"""

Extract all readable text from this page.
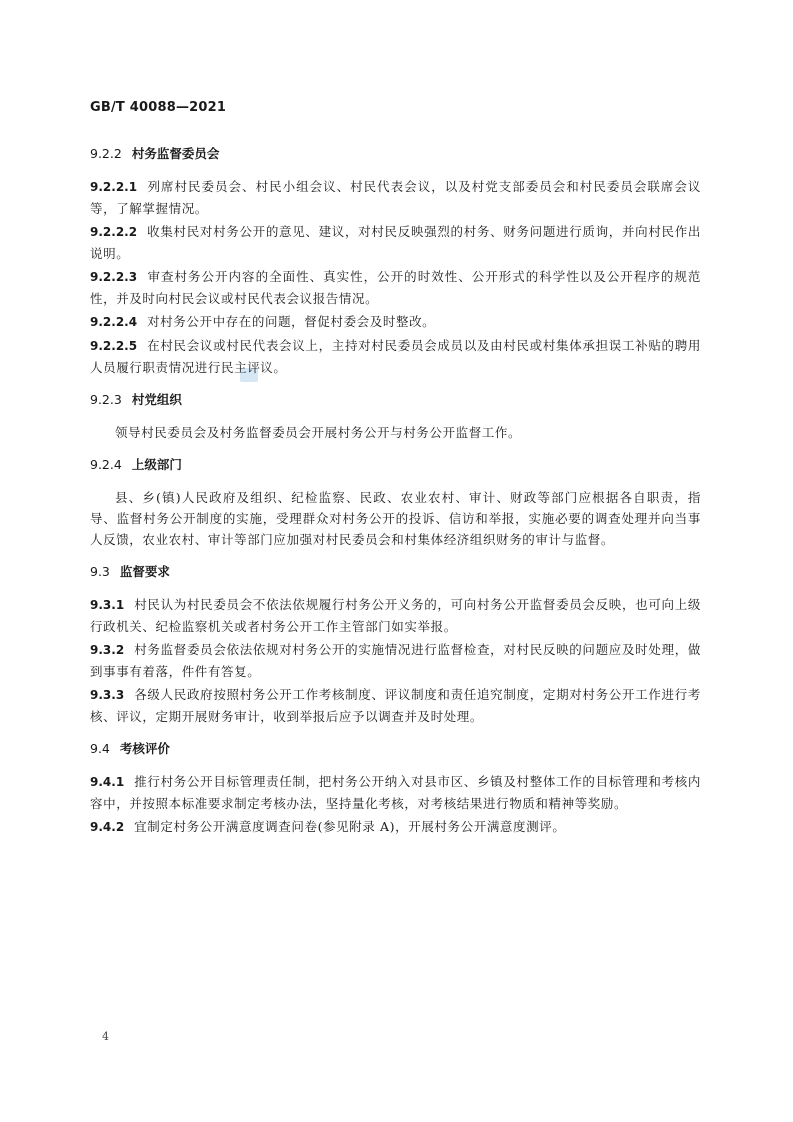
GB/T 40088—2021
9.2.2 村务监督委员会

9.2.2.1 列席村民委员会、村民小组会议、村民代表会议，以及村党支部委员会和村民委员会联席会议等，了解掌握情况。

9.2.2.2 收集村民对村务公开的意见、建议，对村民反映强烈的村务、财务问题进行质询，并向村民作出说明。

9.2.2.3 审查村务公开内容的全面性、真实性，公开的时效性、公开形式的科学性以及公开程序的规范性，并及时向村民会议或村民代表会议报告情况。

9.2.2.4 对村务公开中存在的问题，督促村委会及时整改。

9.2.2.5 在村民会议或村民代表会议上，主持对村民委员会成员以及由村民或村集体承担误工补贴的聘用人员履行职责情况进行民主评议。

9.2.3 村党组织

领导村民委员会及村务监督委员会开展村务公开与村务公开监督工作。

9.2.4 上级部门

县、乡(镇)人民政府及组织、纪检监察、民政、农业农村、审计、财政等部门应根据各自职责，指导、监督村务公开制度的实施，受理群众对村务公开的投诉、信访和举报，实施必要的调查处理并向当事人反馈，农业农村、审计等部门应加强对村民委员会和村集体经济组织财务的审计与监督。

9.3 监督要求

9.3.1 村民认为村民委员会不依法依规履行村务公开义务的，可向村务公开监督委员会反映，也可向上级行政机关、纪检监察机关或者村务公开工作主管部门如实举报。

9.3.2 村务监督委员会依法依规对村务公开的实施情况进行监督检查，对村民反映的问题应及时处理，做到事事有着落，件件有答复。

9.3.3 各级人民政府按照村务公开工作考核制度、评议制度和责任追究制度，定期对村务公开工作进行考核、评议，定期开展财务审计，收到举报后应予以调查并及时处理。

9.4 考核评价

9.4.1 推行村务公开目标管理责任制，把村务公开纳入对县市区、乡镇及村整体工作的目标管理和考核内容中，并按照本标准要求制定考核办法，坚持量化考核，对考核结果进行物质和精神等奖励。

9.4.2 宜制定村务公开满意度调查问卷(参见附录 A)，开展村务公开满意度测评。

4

"""
"""

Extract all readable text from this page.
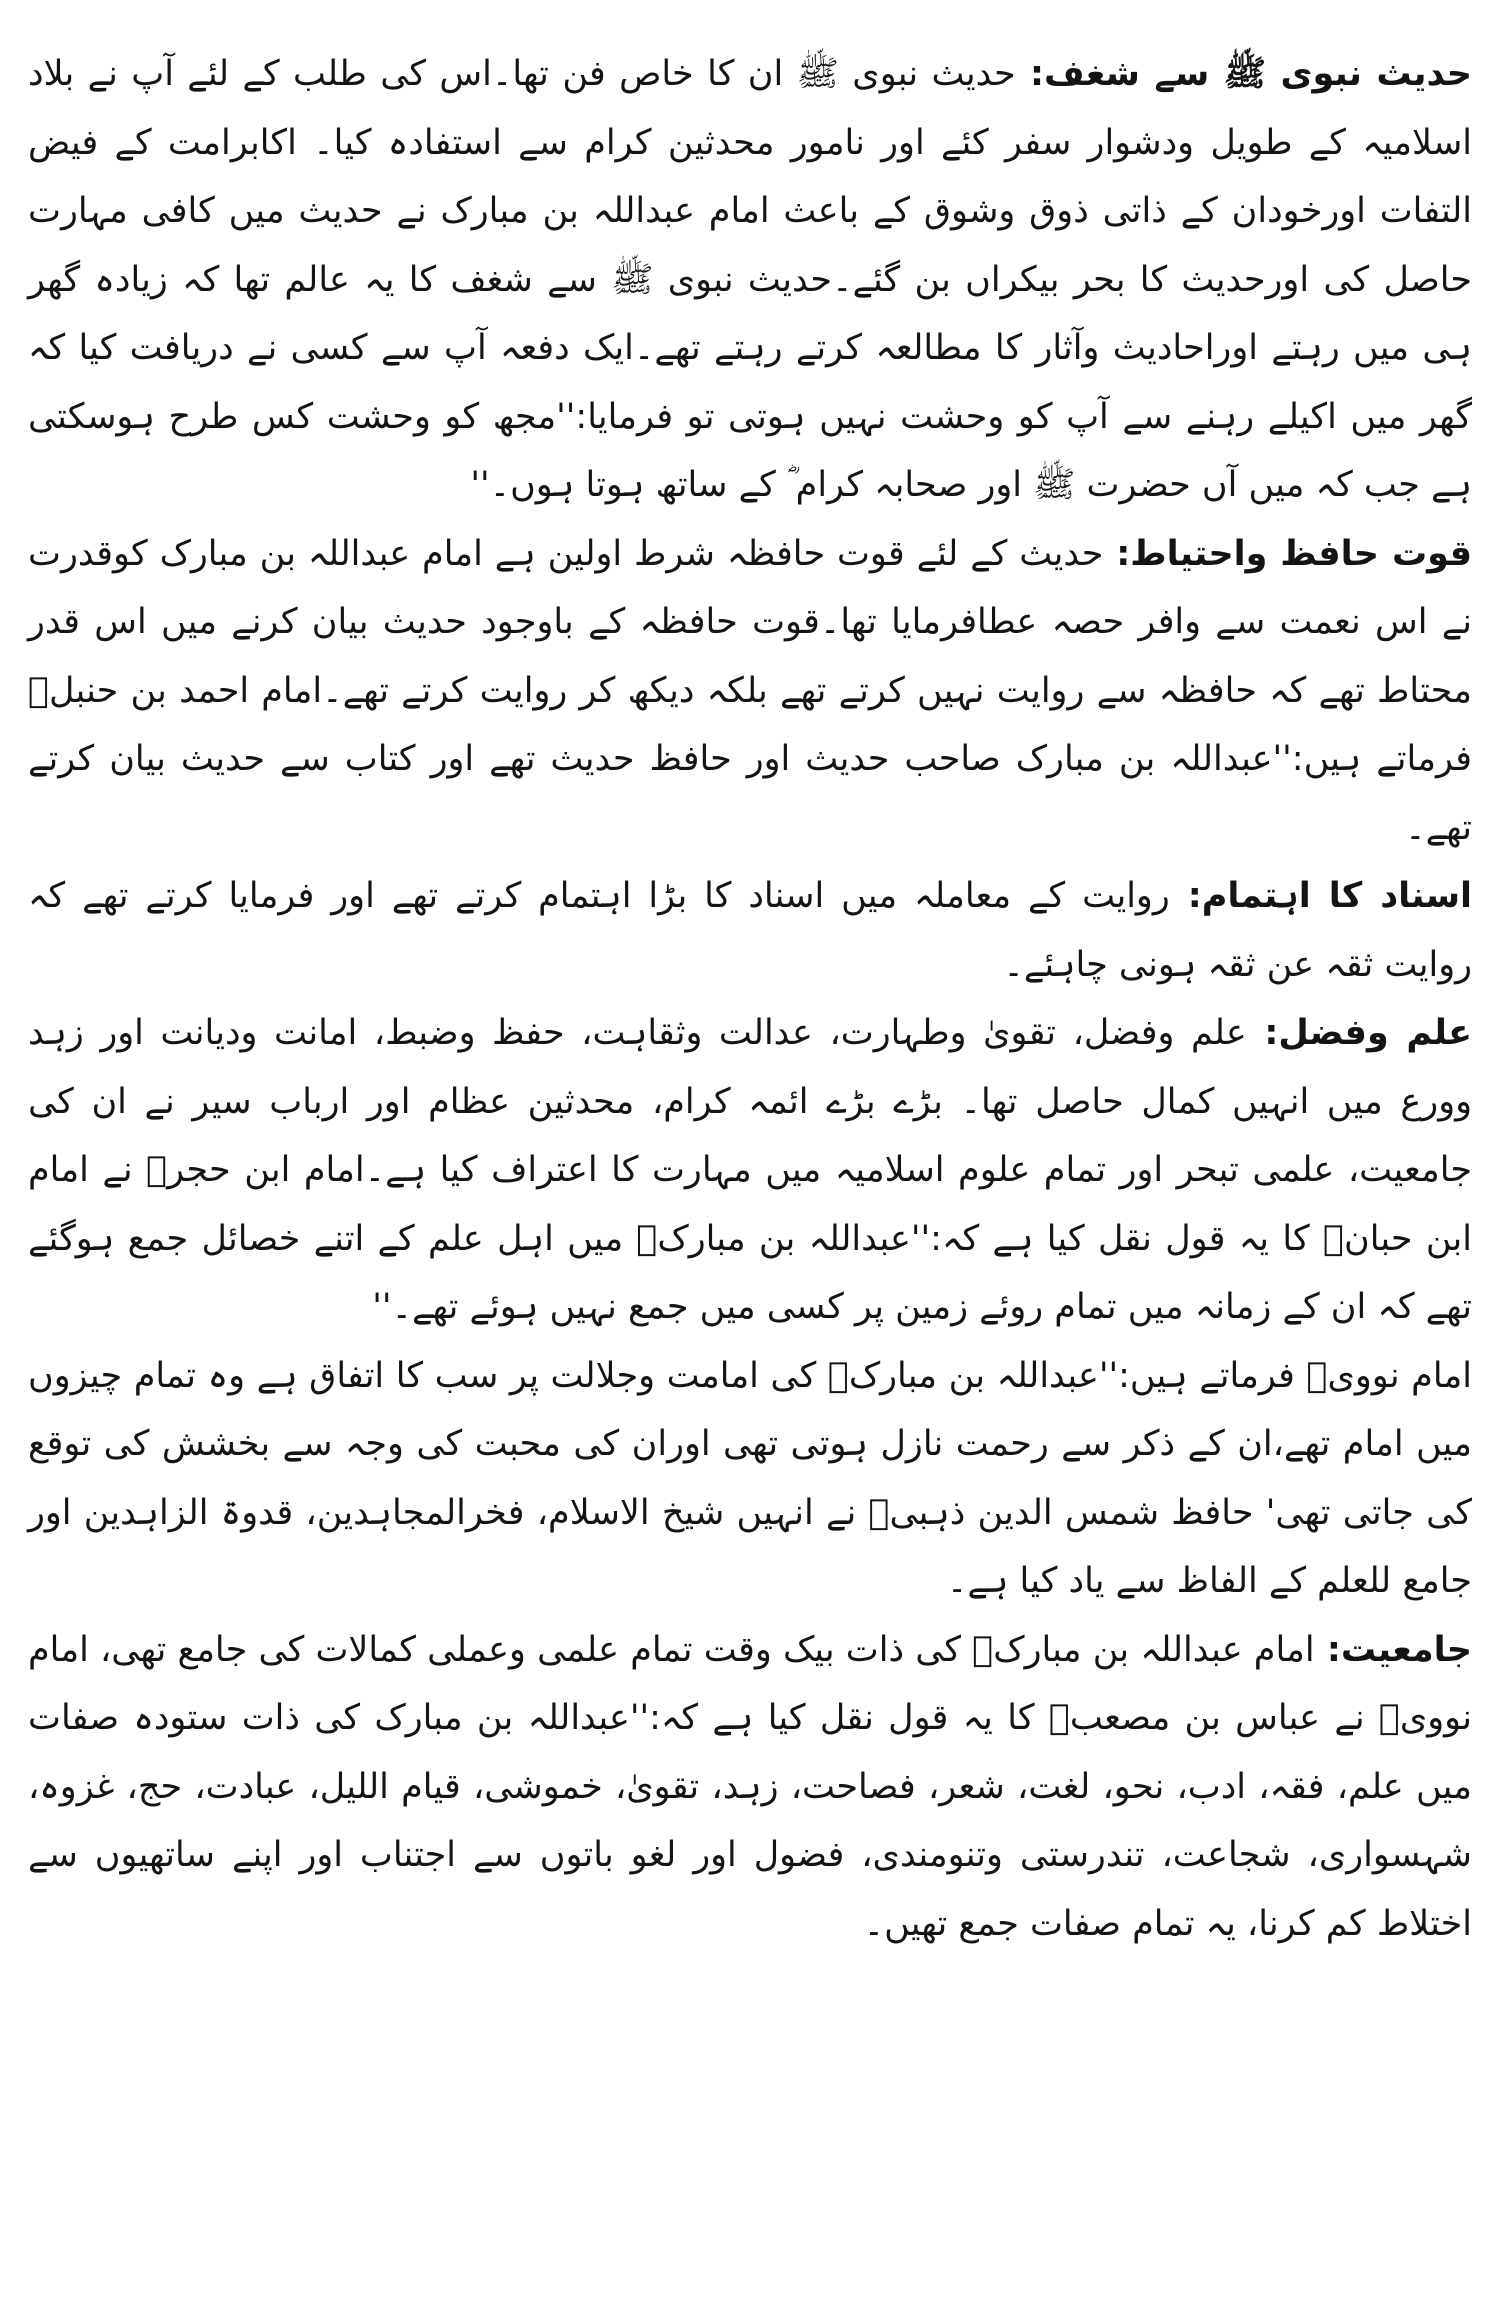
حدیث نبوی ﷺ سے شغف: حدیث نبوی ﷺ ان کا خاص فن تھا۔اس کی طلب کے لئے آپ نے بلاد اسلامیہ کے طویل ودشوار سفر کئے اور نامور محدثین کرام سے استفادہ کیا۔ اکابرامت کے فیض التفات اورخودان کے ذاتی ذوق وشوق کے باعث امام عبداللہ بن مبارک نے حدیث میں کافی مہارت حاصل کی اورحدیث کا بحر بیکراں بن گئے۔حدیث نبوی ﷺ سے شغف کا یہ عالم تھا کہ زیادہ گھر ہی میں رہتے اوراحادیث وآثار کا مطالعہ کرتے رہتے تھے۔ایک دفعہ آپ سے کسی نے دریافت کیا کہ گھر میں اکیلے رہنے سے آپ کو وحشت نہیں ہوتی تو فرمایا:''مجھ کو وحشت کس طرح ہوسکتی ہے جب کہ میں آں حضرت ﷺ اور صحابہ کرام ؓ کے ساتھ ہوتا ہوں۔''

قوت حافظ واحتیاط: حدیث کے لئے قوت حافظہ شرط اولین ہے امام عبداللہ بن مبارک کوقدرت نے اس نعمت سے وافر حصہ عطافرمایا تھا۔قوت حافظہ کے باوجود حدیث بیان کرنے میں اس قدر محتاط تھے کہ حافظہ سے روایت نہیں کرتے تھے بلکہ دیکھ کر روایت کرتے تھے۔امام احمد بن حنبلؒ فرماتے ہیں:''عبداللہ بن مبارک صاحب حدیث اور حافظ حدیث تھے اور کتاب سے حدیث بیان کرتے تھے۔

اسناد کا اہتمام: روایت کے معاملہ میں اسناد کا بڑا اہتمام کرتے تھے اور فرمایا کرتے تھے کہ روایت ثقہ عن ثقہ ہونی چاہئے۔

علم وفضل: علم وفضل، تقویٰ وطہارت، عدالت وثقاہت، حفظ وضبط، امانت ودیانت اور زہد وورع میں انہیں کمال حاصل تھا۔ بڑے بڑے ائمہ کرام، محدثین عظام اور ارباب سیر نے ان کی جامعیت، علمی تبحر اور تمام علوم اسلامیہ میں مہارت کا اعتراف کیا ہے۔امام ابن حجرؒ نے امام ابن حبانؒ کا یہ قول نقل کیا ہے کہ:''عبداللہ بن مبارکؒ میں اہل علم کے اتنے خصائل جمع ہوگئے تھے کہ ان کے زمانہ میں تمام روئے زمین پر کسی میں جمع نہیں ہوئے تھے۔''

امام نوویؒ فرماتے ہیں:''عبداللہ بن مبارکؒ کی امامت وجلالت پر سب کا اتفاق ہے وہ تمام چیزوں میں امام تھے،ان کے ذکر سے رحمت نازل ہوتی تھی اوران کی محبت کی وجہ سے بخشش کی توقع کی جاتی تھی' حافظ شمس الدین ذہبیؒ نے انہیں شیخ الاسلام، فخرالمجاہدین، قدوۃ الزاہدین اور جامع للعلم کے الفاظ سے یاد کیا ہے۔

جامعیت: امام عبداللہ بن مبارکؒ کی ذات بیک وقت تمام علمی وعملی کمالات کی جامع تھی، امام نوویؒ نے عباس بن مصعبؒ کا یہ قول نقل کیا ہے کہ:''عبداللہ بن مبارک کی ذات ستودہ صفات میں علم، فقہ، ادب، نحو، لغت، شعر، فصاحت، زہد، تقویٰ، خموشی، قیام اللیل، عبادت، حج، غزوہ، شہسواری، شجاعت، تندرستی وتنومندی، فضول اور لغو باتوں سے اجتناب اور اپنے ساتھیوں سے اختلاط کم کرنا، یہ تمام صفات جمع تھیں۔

"""

TASK TO CARRY OUT = Say, as a number only, how many lines of the data contain "نووی".

ANSWER TO THE EXERCISE = 2